Data entries

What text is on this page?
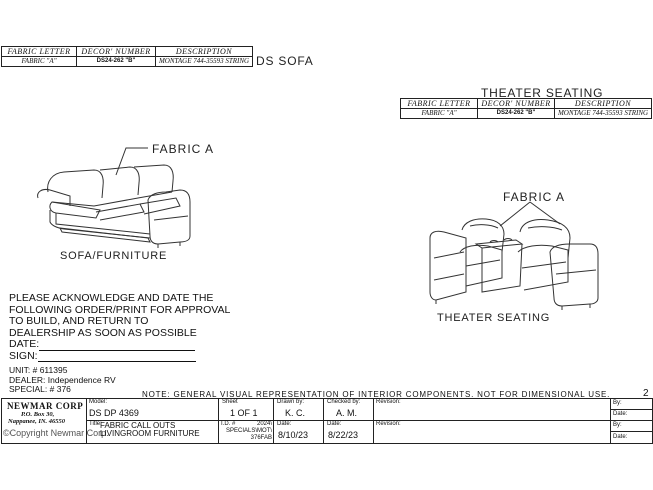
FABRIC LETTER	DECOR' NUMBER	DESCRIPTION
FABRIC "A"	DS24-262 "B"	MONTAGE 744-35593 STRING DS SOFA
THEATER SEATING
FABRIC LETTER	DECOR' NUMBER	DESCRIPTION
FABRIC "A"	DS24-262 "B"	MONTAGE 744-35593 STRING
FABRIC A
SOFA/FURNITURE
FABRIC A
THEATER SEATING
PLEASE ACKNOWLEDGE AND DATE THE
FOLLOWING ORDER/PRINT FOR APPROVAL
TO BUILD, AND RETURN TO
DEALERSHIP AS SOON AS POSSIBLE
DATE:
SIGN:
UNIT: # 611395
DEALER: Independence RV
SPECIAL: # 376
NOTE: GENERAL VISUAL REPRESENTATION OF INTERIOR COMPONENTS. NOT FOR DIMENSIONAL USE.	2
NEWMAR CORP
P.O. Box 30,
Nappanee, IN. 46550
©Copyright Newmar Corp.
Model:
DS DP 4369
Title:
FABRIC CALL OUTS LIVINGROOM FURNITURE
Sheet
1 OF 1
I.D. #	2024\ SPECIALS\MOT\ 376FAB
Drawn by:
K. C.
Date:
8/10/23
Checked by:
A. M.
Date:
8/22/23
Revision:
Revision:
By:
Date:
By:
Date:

Problem to solve
Pull every line containing the word "FURNITURE" out of the material and copy it.

Full output
SOFA/FURNITURE
FABRIC CALL OUTS LIVINGROOM FURNITURE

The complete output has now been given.